Problem ▸ Only the pictures are to be left out; set down the rest of the records exactly.

....................

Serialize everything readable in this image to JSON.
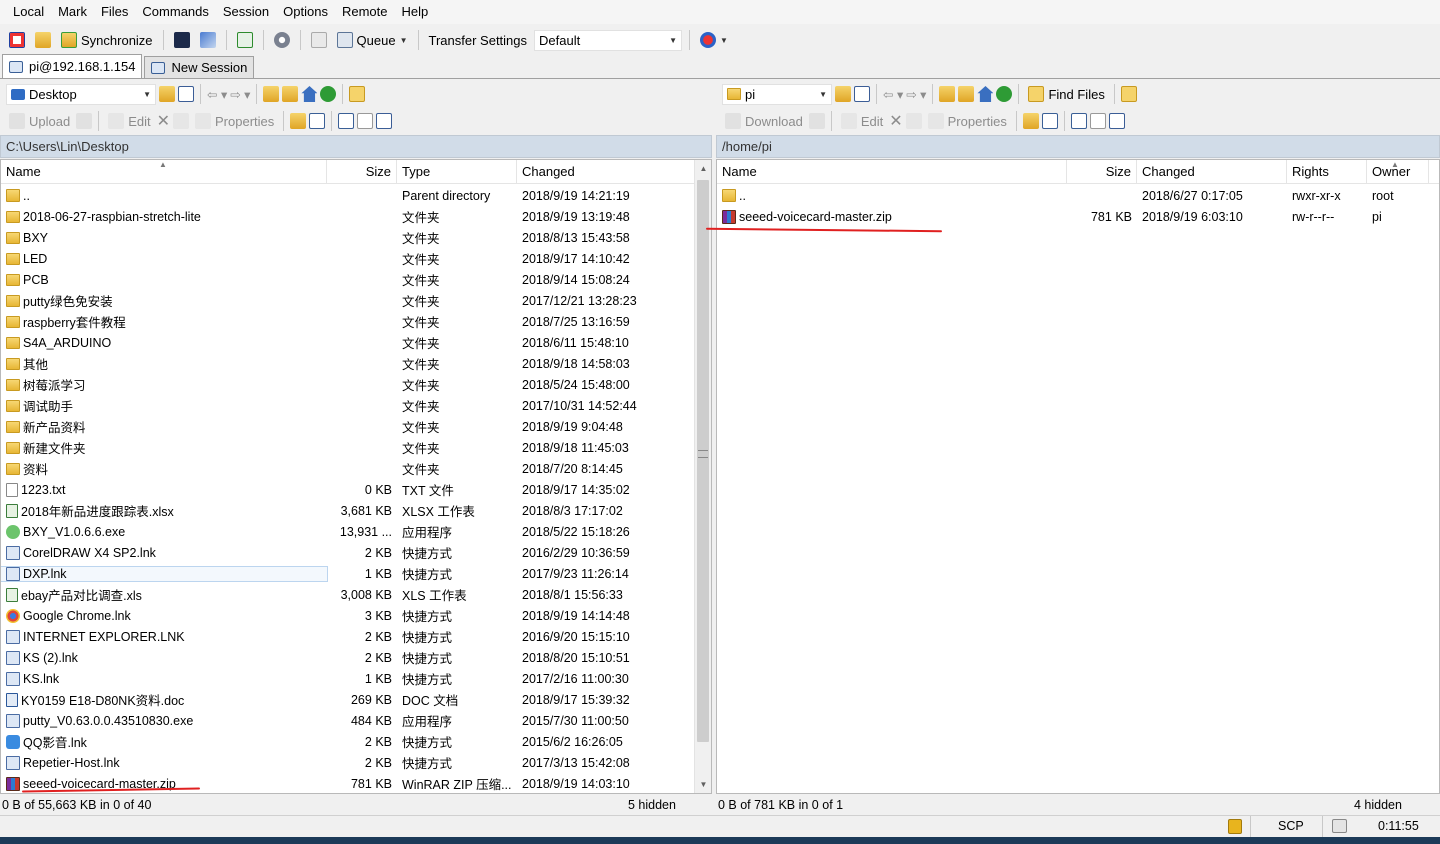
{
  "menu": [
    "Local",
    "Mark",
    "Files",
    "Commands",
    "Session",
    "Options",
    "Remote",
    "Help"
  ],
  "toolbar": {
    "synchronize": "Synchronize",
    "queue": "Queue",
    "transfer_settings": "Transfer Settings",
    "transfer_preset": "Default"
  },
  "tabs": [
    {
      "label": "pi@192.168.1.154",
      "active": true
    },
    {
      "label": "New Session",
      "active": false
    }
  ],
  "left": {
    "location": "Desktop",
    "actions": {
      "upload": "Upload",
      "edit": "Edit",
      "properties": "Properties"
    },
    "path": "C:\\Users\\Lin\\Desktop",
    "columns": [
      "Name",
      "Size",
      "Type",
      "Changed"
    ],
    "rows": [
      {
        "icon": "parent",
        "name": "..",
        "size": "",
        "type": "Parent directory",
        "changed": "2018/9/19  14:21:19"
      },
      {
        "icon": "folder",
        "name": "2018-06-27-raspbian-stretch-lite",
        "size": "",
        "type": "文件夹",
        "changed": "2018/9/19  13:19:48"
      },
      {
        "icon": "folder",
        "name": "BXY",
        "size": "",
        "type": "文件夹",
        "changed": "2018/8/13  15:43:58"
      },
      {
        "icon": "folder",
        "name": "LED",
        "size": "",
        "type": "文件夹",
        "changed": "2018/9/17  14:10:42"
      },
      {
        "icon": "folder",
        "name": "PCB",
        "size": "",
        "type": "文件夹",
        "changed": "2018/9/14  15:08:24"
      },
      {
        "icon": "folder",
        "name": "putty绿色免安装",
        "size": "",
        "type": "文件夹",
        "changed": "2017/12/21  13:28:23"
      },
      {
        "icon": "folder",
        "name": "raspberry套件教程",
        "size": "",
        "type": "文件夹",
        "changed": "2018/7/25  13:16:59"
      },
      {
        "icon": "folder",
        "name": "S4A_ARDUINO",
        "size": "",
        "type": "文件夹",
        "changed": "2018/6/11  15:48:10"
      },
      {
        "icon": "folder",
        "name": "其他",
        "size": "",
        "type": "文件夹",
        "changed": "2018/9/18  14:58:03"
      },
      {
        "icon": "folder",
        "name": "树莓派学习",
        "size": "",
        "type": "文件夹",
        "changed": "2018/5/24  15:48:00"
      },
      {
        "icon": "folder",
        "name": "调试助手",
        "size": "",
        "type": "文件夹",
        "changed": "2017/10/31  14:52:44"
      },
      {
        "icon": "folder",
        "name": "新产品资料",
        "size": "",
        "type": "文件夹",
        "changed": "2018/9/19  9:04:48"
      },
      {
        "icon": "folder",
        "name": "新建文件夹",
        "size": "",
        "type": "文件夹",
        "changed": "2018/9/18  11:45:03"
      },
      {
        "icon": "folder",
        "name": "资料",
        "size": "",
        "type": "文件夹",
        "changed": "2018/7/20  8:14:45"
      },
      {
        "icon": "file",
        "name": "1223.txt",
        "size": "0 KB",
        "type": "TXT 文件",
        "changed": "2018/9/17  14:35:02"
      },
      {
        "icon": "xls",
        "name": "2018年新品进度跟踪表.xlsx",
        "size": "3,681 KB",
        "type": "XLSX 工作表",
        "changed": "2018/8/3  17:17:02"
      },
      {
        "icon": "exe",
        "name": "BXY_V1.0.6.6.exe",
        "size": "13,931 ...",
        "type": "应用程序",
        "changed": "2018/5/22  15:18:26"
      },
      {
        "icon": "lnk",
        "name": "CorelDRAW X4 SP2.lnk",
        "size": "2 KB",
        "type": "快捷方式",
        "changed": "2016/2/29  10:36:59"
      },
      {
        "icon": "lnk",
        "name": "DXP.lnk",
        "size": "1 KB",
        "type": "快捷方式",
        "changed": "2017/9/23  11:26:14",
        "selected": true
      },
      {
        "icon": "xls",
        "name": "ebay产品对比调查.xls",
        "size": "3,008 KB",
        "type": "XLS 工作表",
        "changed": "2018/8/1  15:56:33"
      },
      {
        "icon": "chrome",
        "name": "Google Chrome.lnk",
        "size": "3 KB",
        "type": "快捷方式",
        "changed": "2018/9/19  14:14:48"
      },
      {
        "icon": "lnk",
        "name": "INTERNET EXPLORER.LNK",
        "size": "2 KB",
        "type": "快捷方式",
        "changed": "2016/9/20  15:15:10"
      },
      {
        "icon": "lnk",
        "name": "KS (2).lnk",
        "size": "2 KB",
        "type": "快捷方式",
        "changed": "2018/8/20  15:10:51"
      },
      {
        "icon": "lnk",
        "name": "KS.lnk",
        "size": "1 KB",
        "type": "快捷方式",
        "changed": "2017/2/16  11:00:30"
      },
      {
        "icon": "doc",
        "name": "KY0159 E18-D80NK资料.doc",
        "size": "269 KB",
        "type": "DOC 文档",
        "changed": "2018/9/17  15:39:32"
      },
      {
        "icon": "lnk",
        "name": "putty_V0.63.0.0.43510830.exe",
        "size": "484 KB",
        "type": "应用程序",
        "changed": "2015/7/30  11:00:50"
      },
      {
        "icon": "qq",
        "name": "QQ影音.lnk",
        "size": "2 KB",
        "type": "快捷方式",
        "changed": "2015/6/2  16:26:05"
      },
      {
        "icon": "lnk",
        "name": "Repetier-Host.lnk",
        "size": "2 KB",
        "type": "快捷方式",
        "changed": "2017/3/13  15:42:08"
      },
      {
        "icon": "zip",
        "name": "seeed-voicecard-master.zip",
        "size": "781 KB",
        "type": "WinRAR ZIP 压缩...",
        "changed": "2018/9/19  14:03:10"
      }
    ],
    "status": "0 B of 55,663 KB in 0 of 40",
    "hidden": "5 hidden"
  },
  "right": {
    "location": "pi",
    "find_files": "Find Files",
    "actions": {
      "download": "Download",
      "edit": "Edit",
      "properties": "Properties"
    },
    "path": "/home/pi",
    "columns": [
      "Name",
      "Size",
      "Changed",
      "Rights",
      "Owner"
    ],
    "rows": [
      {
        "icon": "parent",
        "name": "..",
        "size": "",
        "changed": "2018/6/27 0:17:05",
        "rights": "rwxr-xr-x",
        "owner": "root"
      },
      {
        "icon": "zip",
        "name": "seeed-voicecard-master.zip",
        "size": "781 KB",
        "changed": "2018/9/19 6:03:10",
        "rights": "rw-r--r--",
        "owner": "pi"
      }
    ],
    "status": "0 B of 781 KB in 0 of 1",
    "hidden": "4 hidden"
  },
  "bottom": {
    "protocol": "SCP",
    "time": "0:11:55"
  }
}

....................

Task response ▸
Serialize everything readable in this image to JSON.
{
  "menu": [
    "Local",
    "Mark",
    "Files",
    "Commands",
    "Session",
    "Options",
    "Remote",
    "Help"
  ],
  "toolbar": {
    "synchronize": "Synchronize",
    "queue": "Queue",
    "transfer_settings": "Transfer Settings",
    "transfer_preset": "Default"
  },
  "tabs": [
    {
      "label": "pi@192.168.1.154",
      "active": true
    },
    {
      "label": "New Session",
      "active": false
    }
  ],
  "left": {
    "location": "Desktop",
    "actions": {
      "upload": "Upload",
      "edit": "Edit",
      "properties": "Properties"
    },
    "path": "C:\\Users\\Lin\\Desktop",
    "columns": [
      "Name",
      "Size",
      "Type",
      "Changed"
    ],
    "rows": [
      {
        "icon": "parent",
        "name": "..",
        "size": "",
        "type": "Parent directory",
        "changed": "2018/9/19  14:21:19"
      },
      {
        "icon": "folder",
        "name": "2018-06-27-raspbian-stretch-lite",
        "size": "",
        "type": "文件夹",
        "changed": "2018/9/19  13:19:48"
      },
      {
        "icon": "folder",
        "name": "BXY",
        "size": "",
        "type": "文件夹",
        "changed": "2018/8/13  15:43:58"
      },
      {
        "icon": "folder",
        "name": "LED",
        "size": "",
        "type": "文件夹",
        "changed": "2018/9/17  14:10:42"
      },
      {
        "icon": "folder",
        "name": "PCB",
        "size": "",
        "type": "文件夹",
        "changed": "2018/9/14  15:08:24"
      },
      {
        "icon": "folder",
        "name": "putty绿色免安装",
        "size": "",
        "type": "文件夹",
        "changed": "2017/12/21  13:28:23"
      },
      {
        "icon": "folder",
        "name": "raspberry套件教程",
        "size": "",
        "type": "文件夹",
        "changed": "2018/7/25  13:16:59"
      },
      {
        "icon": "folder",
        "name": "S4A_ARDUINO",
        "size": "",
        "type": "文件夹",
        "changed": "2018/6/11  15:48:10"
      },
      {
        "icon": "folder",
        "name": "其他",
        "size": "",
        "type": "文件夹",
        "changed": "2018/9/18  14:58:03"
      },
      {
        "icon": "folder",
        "name": "树莓派学习",
        "size": "",
        "type": "文件夹",
        "changed": "2018/5/24  15:48:00"
      },
      {
        "icon": "folder",
        "name": "调试助手",
        "size": "",
        "type": "文件夹",
        "changed": "2017/10/31  14:52:44"
      },
      {
        "icon": "folder",
        "name": "新产品资料",
        "size": "",
        "type": "文件夹",
        "changed": "2018/9/19  9:04:48"
      },
      {
        "icon": "folder",
        "name": "新建文件夹",
        "size": "",
        "type": "文件夹",
        "changed": "2018/9/18  11:45:03"
      },
      {
        "icon": "folder",
        "name": "资料",
        "size": "",
        "type": "文件夹",
        "changed": "2018/7/20  8:14:45"
      },
      {
        "icon": "file",
        "name": "1223.txt",
        "size": "0 KB",
        "type": "TXT 文件",
        "changed": "2018/9/17  14:35:02"
      },
      {
        "icon": "xls",
        "name": "2018年新品进度跟踪表.xlsx",
        "size": "3,681 KB",
        "type": "XLSX 工作表",
        "changed": "2018/8/3  17:17:02"
      },
      {
        "icon": "exe",
        "name": "BXY_V1.0.6.6.exe",
        "size": "13,931 ...",
        "type": "应用程序",
        "changed": "2018/5/22  15:18:26"
      },
      {
        "icon": "lnk",
        "name": "CorelDRAW X4 SP2.lnk",
        "size": "2 KB",
        "type": "快捷方式",
        "changed": "2016/2/29  10:36:59"
      },
      {
        "icon": "lnk",
        "name": "DXP.lnk",
        "size": "1 KB",
        "type": "快捷方式",
        "changed": "2017/9/23  11:26:14",
        "selected": true
      },
      {
        "icon": "xls",
        "name": "ebay产品对比调查.xls",
        "size": "3,008 KB",
        "type": "XLS 工作表",
        "changed": "2018/8/1  15:56:33"
      },
      {
        "icon": "chrome",
        "name": "Google Chrome.lnk",
        "size": "3 KB",
        "type": "快捷方式",
        "changed": "2018/9/19  14:14:48"
      },
      {
        "icon": "lnk",
        "name": "INTERNET EXPLORER.LNK",
        "size": "2 KB",
        "type": "快捷方式",
        "changed": "2016/9/20  15:15:10"
      },
      {
        "icon": "lnk",
        "name": "KS (2).lnk",
        "size": "2 KB",
        "type": "快捷方式",
        "changed": "2018/8/20  15:10:51"
      },
      {
        "icon": "lnk",
        "name": "KS.lnk",
        "size": "1 KB",
        "type": "快捷方式",
        "changed": "2017/2/16  11:00:30"
      },
      {
        "icon": "doc",
        "name": "KY0159 E18-D80NK资料.doc",
        "size": "269 KB",
        "type": "DOC 文档",
        "changed": "2018/9/17  15:39:32"
      },
      {
        "icon": "lnk",
        "name": "putty_V0.63.0.0.43510830.exe",
        "size": "484 KB",
        "type": "应用程序",
        "changed": "2015/7/30  11:00:50"
      },
      {
        "icon": "qq",
        "name": "QQ影音.lnk",
        "size": "2 KB",
        "type": "快捷方式",
        "changed": "2015/6/2  16:26:05"
      },
      {
        "icon": "lnk",
        "name": "Repetier-Host.lnk",
        "size": "2 KB",
        "type": "快捷方式",
        "changed": "2017/3/13  15:42:08"
      },
      {
        "icon": "zip",
        "name": "seeed-voicecard-master.zip",
        "size": "781 KB",
        "type": "WinRAR ZIP 压缩...",
        "changed": "2018/9/19  14:03:10"
      }
    ],
    "status": "0 B of 55,663 KB in 0 of 40",
    "hidden": "5 hidden"
  },
  "right": {
    "location": "pi",
    "find_files": "Find Files",
    "actions": {
      "download": "Download",
      "edit": "Edit",
      "properties": "Properties"
    },
    "path": "/home/pi",
    "columns": [
      "Name",
      "Size",
      "Changed",
      "Rights",
      "Owner"
    ],
    "rows": [
      {
        "icon": "parent",
        "name": "..",
        "size": "",
        "changed": "2018/6/27 0:17:05",
        "rights": "rwxr-xr-x",
        "owner": "root"
      },
      {
        "icon": "zip",
        "name": "seeed-voicecard-master.zip",
        "size": "781 KB",
        "changed": "2018/9/19 6:03:10",
        "rights": "rw-r--r--",
        "owner": "pi"
      }
    ],
    "status": "0 B of 781 KB in 0 of 1",
    "hidden": "4 hidden"
  },
  "bottom": {
    "protocol": "SCP",
    "time": "0:11:55"
  }
}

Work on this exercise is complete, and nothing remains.